WHAT TO DO:
Pull every "point" line out of the data below.

MATERIAL:

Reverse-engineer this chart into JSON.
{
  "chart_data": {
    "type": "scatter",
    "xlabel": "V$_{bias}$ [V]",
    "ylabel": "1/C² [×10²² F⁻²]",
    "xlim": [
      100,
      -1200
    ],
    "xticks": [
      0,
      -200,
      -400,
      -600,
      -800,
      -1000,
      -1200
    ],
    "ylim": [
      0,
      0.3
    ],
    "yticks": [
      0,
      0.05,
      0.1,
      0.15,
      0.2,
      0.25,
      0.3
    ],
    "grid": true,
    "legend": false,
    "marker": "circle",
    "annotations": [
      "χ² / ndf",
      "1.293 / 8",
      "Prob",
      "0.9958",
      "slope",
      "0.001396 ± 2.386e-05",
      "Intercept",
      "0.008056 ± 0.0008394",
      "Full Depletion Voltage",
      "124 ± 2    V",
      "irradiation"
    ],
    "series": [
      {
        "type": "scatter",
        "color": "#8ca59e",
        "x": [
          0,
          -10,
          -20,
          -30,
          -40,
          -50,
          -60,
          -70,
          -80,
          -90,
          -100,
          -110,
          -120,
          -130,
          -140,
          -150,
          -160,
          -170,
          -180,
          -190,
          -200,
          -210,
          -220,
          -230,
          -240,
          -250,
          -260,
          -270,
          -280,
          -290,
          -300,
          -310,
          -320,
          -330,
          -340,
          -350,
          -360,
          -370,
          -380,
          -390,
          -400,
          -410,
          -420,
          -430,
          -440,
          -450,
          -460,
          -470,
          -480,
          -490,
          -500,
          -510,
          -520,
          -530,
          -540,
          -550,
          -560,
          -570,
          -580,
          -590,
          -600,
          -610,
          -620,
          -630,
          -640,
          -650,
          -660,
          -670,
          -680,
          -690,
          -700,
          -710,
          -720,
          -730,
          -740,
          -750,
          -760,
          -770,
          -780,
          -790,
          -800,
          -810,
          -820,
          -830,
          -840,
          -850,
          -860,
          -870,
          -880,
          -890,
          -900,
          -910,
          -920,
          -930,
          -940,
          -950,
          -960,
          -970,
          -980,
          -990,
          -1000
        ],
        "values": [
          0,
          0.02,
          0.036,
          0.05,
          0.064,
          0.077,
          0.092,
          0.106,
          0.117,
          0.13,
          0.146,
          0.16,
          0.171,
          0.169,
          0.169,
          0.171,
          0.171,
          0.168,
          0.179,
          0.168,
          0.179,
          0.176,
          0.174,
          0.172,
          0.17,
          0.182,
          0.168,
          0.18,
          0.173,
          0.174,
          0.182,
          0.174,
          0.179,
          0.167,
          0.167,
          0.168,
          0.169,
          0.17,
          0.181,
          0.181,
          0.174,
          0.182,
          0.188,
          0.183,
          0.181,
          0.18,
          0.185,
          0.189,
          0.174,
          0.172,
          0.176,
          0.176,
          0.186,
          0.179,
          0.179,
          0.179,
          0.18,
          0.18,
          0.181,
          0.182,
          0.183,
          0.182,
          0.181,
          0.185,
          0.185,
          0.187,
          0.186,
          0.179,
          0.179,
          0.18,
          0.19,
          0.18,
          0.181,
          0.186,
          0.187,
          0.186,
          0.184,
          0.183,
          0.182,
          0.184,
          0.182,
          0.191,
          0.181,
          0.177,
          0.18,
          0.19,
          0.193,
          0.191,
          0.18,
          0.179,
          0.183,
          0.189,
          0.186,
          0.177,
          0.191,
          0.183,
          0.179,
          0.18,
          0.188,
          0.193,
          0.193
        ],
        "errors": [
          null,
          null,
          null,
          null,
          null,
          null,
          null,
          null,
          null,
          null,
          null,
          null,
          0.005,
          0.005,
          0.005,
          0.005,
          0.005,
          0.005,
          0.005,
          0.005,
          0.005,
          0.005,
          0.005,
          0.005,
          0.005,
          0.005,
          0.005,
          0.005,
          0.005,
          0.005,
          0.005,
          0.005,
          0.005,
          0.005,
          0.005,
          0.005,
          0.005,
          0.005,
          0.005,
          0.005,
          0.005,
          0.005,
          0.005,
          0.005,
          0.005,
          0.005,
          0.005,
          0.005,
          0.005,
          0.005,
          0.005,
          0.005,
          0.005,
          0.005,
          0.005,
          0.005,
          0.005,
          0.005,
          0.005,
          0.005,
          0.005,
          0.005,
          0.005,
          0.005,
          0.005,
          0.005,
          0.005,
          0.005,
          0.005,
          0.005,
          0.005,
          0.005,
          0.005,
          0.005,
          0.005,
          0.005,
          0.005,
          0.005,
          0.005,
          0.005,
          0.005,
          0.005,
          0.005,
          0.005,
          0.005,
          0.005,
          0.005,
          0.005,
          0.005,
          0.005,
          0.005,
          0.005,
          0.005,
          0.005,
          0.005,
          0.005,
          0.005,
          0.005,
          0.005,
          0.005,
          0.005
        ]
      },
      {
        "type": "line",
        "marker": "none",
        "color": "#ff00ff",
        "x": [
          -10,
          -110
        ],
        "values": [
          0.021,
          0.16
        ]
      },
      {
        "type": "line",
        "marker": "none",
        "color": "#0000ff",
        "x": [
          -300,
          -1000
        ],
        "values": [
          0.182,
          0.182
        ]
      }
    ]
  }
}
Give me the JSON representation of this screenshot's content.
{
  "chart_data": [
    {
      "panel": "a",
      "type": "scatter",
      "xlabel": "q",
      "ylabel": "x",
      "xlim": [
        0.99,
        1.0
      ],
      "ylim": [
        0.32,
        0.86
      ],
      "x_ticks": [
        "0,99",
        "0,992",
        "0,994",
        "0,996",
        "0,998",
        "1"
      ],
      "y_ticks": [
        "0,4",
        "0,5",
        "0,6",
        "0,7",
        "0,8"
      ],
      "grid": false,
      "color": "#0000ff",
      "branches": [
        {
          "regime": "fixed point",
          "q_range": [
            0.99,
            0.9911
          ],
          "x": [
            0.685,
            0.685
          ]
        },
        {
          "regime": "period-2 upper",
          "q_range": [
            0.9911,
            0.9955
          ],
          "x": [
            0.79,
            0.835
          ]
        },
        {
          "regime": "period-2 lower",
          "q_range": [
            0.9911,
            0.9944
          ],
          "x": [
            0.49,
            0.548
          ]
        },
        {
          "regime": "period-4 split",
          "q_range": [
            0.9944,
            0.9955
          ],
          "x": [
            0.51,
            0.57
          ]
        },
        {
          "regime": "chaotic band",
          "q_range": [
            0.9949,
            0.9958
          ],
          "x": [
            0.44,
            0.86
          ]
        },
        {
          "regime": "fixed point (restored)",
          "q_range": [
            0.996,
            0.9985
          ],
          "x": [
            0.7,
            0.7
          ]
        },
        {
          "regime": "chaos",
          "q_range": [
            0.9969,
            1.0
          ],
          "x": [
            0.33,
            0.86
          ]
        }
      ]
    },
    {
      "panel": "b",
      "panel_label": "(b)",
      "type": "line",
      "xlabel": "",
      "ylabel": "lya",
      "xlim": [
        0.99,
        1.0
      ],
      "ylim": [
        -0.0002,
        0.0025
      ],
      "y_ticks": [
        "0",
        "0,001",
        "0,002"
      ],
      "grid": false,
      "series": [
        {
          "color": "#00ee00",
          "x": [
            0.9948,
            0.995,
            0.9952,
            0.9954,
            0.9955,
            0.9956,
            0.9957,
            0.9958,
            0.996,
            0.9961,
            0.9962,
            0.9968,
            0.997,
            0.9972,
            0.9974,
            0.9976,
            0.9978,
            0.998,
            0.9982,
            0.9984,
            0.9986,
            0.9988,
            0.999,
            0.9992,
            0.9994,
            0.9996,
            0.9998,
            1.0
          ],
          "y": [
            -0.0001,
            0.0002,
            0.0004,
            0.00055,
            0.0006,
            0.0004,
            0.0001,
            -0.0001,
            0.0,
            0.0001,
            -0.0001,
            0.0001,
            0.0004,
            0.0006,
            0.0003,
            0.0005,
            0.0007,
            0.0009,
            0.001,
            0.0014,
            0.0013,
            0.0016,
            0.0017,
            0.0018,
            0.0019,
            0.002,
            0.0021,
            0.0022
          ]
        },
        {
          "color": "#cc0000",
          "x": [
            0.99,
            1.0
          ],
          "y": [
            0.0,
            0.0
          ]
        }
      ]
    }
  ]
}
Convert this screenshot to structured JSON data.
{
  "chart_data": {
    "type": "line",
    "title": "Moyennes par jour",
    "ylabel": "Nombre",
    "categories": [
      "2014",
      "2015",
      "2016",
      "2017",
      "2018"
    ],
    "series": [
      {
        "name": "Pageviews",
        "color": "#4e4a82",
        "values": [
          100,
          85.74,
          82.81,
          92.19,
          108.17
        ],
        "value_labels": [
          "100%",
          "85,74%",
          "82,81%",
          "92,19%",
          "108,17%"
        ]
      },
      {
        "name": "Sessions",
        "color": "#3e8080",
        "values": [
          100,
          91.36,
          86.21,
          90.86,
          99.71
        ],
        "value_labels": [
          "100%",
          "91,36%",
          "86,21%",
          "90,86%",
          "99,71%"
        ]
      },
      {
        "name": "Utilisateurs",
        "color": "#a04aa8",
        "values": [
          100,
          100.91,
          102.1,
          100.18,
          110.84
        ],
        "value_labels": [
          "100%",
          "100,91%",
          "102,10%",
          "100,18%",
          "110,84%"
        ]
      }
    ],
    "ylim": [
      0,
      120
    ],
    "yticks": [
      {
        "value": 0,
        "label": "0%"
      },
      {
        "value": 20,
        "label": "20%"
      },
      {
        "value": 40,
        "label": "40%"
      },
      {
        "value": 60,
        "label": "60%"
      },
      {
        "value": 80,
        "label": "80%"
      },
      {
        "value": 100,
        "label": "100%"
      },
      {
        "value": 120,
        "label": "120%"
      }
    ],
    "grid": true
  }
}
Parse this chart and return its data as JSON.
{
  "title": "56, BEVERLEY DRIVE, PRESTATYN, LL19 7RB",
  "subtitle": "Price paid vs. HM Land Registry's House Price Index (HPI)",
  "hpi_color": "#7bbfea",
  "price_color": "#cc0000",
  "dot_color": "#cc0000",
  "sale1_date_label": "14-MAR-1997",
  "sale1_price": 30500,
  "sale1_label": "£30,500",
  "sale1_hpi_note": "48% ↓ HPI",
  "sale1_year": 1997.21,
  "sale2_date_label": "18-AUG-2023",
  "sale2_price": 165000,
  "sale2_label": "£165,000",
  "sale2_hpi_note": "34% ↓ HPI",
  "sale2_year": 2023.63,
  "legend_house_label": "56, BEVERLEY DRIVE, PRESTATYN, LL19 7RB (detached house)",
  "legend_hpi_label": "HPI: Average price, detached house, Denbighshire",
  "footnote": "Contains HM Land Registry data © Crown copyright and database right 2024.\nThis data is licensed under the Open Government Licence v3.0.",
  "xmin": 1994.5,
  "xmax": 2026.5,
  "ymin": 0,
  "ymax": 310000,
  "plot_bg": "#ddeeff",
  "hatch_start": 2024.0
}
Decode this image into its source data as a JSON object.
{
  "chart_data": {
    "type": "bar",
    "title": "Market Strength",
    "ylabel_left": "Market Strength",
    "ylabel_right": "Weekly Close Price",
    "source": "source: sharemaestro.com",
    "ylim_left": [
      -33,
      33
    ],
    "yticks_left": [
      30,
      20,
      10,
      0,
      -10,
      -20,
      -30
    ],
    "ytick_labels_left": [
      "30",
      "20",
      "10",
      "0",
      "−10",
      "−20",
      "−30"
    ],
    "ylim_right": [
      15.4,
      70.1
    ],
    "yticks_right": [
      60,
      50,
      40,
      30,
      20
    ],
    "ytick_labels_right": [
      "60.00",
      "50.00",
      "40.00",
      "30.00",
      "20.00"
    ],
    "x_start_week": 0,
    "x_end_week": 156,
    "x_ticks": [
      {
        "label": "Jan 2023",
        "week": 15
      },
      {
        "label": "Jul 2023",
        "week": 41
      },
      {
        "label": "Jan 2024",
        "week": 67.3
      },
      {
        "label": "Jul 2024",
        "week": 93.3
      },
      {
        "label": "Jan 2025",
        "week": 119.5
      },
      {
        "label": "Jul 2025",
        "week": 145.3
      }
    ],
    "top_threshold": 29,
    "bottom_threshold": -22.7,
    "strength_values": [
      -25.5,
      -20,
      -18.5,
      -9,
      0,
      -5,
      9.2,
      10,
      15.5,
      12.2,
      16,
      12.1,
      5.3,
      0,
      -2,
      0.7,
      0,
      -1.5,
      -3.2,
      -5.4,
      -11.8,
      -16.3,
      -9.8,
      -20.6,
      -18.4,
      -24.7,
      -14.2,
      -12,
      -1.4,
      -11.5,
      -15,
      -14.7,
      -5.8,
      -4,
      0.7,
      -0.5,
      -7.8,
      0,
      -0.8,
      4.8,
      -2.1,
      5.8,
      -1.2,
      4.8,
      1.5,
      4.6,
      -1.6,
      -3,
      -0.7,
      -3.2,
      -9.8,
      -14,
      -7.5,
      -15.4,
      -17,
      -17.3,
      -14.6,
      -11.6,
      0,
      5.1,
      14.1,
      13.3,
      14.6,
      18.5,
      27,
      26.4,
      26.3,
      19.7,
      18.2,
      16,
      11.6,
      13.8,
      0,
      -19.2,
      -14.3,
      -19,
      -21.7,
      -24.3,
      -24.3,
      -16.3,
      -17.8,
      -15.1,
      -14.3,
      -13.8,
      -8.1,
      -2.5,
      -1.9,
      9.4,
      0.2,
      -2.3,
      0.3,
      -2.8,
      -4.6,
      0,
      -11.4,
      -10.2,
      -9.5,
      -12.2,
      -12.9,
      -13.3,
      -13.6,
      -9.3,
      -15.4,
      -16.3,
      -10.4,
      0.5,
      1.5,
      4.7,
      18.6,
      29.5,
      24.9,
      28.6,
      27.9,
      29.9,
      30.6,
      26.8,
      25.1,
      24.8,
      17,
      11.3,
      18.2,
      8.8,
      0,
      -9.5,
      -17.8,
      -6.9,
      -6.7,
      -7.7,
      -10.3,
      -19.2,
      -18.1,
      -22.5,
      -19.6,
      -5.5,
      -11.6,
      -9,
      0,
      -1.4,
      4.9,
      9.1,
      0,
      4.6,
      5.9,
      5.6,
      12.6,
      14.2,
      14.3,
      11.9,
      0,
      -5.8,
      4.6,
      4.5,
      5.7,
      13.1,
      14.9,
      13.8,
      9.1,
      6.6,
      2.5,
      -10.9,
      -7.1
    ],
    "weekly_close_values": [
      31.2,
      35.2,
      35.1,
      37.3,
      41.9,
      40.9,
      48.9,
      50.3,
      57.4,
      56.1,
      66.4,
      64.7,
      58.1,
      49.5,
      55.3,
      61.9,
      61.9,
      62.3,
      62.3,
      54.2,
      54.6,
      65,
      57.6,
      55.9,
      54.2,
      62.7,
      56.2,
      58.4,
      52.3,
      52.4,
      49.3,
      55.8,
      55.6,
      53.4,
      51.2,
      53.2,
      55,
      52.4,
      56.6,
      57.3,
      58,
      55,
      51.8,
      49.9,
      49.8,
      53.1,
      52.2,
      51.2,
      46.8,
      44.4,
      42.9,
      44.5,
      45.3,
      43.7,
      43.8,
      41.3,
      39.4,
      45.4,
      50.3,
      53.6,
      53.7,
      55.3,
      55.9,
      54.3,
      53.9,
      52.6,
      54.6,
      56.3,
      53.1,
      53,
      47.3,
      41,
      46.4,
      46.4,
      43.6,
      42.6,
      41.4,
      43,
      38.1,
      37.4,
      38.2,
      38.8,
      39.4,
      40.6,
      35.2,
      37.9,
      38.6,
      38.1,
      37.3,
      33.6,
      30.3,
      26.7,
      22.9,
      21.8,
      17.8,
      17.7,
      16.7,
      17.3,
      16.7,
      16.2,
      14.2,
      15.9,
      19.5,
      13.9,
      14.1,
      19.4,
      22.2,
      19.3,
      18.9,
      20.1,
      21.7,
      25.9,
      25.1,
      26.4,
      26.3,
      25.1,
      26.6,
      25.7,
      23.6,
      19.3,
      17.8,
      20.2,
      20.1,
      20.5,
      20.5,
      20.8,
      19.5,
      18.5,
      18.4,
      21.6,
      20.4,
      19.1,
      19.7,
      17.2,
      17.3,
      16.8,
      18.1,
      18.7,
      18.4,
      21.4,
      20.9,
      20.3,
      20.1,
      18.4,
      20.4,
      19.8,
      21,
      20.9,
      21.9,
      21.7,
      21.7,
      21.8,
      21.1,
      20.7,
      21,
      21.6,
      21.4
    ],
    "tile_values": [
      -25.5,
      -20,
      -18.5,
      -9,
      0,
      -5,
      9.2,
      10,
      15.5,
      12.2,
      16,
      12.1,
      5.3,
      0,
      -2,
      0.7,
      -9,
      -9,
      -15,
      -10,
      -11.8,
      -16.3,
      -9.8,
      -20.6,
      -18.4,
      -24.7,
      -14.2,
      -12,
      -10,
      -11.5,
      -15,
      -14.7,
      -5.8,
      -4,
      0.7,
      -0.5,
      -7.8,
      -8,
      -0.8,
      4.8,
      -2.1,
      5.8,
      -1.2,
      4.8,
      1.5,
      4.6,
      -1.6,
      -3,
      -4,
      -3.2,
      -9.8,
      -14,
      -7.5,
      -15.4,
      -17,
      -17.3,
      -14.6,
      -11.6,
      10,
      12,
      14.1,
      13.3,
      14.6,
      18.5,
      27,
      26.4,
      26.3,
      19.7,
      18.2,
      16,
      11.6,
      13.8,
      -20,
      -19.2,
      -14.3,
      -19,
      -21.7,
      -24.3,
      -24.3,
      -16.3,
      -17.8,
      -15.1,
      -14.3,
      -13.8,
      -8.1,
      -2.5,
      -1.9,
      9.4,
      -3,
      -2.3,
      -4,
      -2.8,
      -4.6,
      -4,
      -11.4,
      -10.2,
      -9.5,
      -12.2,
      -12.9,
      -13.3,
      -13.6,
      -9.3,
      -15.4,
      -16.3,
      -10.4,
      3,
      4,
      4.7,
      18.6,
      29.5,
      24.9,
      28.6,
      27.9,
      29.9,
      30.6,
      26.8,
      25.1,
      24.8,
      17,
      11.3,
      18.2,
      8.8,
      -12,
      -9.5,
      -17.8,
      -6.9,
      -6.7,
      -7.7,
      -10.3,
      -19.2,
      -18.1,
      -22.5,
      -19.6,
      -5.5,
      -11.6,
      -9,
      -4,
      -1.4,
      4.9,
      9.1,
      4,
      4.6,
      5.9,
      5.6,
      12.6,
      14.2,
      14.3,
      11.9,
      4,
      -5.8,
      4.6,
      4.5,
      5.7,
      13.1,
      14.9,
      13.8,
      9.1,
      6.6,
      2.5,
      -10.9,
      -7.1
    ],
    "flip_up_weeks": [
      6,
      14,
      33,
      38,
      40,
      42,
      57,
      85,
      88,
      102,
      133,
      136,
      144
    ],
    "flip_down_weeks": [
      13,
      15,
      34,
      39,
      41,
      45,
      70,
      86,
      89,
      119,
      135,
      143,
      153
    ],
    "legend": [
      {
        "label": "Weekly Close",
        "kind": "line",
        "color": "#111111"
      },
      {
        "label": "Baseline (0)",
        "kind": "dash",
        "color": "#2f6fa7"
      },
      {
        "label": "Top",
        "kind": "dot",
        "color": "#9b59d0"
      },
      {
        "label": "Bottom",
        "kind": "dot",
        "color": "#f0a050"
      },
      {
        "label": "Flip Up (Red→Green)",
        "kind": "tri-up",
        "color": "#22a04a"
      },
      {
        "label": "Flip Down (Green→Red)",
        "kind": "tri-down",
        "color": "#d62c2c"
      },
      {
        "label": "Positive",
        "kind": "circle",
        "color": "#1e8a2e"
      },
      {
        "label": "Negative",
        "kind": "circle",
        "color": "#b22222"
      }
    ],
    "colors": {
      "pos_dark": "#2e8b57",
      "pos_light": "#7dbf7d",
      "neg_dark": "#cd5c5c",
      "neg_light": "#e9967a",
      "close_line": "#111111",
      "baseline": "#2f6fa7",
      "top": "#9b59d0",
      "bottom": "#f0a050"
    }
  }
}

FINAL RESULT:
          "regime": "fixed point",
          "regime": "fixed point (restored)",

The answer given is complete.